===== Data

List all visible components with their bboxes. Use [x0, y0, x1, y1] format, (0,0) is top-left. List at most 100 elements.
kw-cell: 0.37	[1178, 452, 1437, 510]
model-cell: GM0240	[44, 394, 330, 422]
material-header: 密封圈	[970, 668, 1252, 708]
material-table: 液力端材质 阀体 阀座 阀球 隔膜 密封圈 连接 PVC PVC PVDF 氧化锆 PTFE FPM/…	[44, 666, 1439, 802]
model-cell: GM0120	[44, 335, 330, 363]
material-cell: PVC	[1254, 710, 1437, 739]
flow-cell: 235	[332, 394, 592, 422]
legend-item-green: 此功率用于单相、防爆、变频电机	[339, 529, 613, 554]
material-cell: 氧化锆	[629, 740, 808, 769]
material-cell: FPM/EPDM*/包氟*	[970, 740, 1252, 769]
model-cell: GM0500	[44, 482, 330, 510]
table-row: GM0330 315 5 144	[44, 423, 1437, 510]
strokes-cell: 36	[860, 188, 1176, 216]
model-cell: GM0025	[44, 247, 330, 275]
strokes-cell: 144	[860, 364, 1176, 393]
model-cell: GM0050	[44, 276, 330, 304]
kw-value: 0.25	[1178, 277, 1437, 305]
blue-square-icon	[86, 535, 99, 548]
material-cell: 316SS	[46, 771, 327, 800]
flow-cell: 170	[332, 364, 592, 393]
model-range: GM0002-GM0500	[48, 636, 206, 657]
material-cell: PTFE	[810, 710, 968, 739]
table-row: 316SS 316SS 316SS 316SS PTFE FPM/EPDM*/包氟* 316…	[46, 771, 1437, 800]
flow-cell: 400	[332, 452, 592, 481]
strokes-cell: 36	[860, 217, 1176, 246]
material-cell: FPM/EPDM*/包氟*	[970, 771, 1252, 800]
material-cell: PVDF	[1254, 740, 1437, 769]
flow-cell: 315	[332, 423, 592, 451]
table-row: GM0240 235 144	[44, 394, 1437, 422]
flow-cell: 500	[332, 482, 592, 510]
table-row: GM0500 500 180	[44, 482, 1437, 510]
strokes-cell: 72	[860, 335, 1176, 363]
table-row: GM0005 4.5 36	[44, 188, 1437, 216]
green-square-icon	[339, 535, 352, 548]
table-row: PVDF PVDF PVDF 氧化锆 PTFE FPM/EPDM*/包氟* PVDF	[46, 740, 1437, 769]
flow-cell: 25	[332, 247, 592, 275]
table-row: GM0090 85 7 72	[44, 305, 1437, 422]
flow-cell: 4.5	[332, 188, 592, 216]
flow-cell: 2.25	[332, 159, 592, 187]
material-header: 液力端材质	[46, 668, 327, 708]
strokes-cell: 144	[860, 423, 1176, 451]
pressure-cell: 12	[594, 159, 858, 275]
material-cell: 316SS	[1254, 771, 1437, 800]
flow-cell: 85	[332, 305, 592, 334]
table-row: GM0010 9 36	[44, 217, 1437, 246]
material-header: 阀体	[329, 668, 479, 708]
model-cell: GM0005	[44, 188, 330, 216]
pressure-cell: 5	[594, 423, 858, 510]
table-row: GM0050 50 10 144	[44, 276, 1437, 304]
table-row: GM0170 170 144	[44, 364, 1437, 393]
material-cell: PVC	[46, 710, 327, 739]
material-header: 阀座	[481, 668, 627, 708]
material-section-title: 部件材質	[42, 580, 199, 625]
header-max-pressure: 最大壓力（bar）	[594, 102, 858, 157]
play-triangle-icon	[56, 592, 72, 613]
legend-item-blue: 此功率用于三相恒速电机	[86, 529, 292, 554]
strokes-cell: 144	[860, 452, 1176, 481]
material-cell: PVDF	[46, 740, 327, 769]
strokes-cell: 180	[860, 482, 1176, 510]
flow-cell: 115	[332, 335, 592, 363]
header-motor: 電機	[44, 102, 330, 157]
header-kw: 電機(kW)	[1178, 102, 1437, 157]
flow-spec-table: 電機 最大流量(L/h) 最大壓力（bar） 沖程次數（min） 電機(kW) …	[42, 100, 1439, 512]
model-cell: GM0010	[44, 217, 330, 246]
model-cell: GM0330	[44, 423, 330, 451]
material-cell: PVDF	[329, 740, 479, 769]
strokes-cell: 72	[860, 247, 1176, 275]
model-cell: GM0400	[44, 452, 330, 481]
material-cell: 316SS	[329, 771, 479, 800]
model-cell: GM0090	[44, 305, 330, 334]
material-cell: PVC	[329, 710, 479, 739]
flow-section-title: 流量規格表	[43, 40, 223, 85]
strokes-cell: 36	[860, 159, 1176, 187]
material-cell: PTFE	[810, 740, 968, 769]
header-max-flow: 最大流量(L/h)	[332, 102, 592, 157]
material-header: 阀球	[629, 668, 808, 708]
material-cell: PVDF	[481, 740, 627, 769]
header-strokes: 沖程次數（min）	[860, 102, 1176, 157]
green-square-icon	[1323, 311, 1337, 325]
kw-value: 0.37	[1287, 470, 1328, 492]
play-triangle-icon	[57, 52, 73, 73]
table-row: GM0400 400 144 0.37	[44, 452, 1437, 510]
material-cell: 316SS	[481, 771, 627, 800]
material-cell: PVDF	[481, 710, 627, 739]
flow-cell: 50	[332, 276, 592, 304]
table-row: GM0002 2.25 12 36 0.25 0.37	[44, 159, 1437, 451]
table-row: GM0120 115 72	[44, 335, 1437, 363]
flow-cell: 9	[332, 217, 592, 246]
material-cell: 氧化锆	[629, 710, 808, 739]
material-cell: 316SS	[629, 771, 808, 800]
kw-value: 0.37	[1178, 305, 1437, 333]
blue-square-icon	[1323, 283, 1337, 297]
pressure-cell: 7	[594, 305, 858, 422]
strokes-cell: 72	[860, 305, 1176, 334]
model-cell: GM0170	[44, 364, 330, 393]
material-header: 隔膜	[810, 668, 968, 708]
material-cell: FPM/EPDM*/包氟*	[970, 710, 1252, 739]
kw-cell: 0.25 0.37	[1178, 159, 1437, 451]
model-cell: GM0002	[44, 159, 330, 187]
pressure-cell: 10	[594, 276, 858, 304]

==========

Set exercise: Change "strokes-cell" to "stroke-count" throughout the entries above, and give the lines again with nothing else altered.

Correct response:
List all visible components with their bboxes. Use [x0, y0, x1, y1] format, (0,0) is top-left. List at most 100 elements.
kw-cell: 0.37	[1178, 452, 1437, 510]
model-cell: GM0240	[44, 394, 330, 422]
material-header: 密封圈	[970, 668, 1252, 708]
material-table: 液力端材质 阀体 阀座 阀球 隔膜 密封圈 连接 PVC PVC PVDF 氧化锆 PTFE FPM/…	[44, 666, 1439, 802]
model-cell: GM0120	[44, 335, 330, 363]
material-cell: PVC	[1254, 710, 1437, 739]
flow-cell: 235	[332, 394, 592, 422]
legend-item-green: 此功率用于单相、防爆、变频电机	[339, 529, 613, 554]
material-cell: 氧化锆	[629, 740, 808, 769]
material-cell: FPM/EPDM*/包氟*	[970, 740, 1252, 769]
model-cell: GM0500	[44, 482, 330, 510]
table-row: GM0330 315 5 144	[44, 423, 1437, 510]
stroke-count: 36	[860, 188, 1176, 216]
model-cell: GM0025	[44, 247, 330, 275]
stroke-count: 144	[860, 364, 1176, 393]
model-cell: GM0050	[44, 276, 330, 304]
kw-value: 0.25	[1178, 277, 1437, 305]
blue-square-icon	[86, 535, 99, 548]
material-cell: 316SS	[46, 771, 327, 800]
flow-cell: 170	[332, 364, 592, 393]
model-range: GM0002-GM0500	[48, 636, 206, 657]
material-cell: PTFE	[810, 710, 968, 739]
table-row: 316SS 316SS 316SS 316SS PTFE FPM/EPDM*/包氟* 316…	[46, 771, 1437, 800]
flow-cell: 400	[332, 452, 592, 481]
stroke-count: 36	[860, 217, 1176, 246]
material-cell: FPM/EPDM*/包氟*	[970, 771, 1252, 800]
material-cell: PVDF	[1254, 740, 1437, 769]
flow-cell: 315	[332, 423, 592, 451]
table-row: GM0240 235 144	[44, 394, 1437, 422]
flow-cell: 500	[332, 482, 592, 510]
table-row: GM0500 500 180	[44, 482, 1437, 510]
stroke-count: 72	[860, 335, 1176, 363]
table-row: GM0005 4.5 36	[44, 188, 1437, 216]
green-square-icon	[339, 535, 352, 548]
table-row: PVDF PVDF PVDF 氧化锆 PTFE FPM/EPDM*/包氟* PVDF	[46, 740, 1437, 769]
flow-cell: 25	[332, 247, 592, 275]
table-row: GM0090 85 7 72	[44, 305, 1437, 422]
flow-cell: 4.5	[332, 188, 592, 216]
flow-cell: 2.25	[332, 159, 592, 187]
material-header: 液力端材质	[46, 668, 327, 708]
stroke-count: 144	[860, 423, 1176, 451]
pressure-cell: 12	[594, 159, 858, 275]
material-cell: 316SS	[1254, 771, 1437, 800]
flow-cell: 85	[332, 305, 592, 334]
table-row: GM0010 9 36	[44, 217, 1437, 246]
material-header: 阀体	[329, 668, 479, 708]
model-cell: GM0005	[44, 188, 330, 216]
pressure-cell: 5	[594, 423, 858, 510]
table-row: GM0050 50 10 144	[44, 276, 1437, 304]
table-row: GM0170 170 144	[44, 364, 1437, 393]
material-cell: PVC	[46, 710, 327, 739]
material-header: 阀座	[481, 668, 627, 708]
material-section-title: 部件材質	[42, 580, 199, 625]
header-max-pressure: 最大壓力（bar）	[594, 102, 858, 157]
play-triangle-icon	[56, 592, 72, 613]
legend-item-blue: 此功率用于三相恒速电机	[86, 529, 292, 554]
stroke-count: 144	[860, 452, 1176, 481]
material-cell: PVDF	[46, 740, 327, 769]
stroke-count: 180	[860, 482, 1176, 510]
flow-cell: 115	[332, 335, 592, 363]
header-motor: 電機	[44, 102, 330, 157]
header-kw: 電機(kW)	[1178, 102, 1437, 157]
flow-spec-table: 電機 最大流量(L/h) 最大壓力（bar） 沖程次數（min） 電機(kW) …	[42, 100, 1439, 512]
model-cell: GM0010	[44, 217, 330, 246]
model-cell: GM0330	[44, 423, 330, 451]
material-cell: PVDF	[329, 740, 479, 769]
stroke-count: 72	[860, 247, 1176, 275]
model-cell: GM0400	[44, 452, 330, 481]
material-cell: 316SS	[329, 771, 479, 800]
model-cell: GM0090	[44, 305, 330, 334]
material-cell: PVC	[329, 710, 479, 739]
flow-section-title: 流量規格表	[43, 40, 223, 85]
stroke-count: 36	[860, 159, 1176, 187]
material-cell: PTFE	[810, 740, 968, 769]
header-max-flow: 最大流量(L/h)	[332, 102, 592, 157]
material-header: 阀球	[629, 668, 808, 708]
material-cell: PVDF	[481, 740, 627, 769]
header-strokes: 沖程次數（min）	[860, 102, 1176, 157]
green-square-icon	[1323, 311, 1337, 325]
kw-value: 0.37	[1287, 470, 1328, 492]
play-triangle-icon	[57, 52, 73, 73]
table-row: GM0400 400 144 0.37	[44, 452, 1437, 510]
material-cell: 316SS	[481, 771, 627, 800]
material-cell: PVDF	[481, 710, 627, 739]
flow-cell: 50	[332, 276, 592, 304]
table-row: GM0002 2.25 12 36 0.25 0.37	[44, 159, 1437, 451]
table-row: GM0120 115 72	[44, 335, 1437, 363]
flow-cell: 9	[332, 217, 592, 246]
material-cell: 氧化锆	[629, 710, 808, 739]
material-cell: 316SS	[629, 771, 808, 800]
kw-value: 0.37	[1178, 305, 1437, 333]
blue-square-icon	[1323, 283, 1337, 297]
pressure-cell: 7	[594, 305, 858, 422]
stroke-count: 72	[860, 305, 1176, 334]
model-cell: GM0170	[44, 364, 330, 393]
material-header: 隔膜	[810, 668, 968, 708]
material-cell: FPM/EPDM*/包氟*	[970, 710, 1252, 739]
kw-cell: 0.25 0.37	[1178, 159, 1437, 451]
model-cell: GM0002	[44, 159, 330, 187]
pressure-cell: 10	[594, 276, 858, 304]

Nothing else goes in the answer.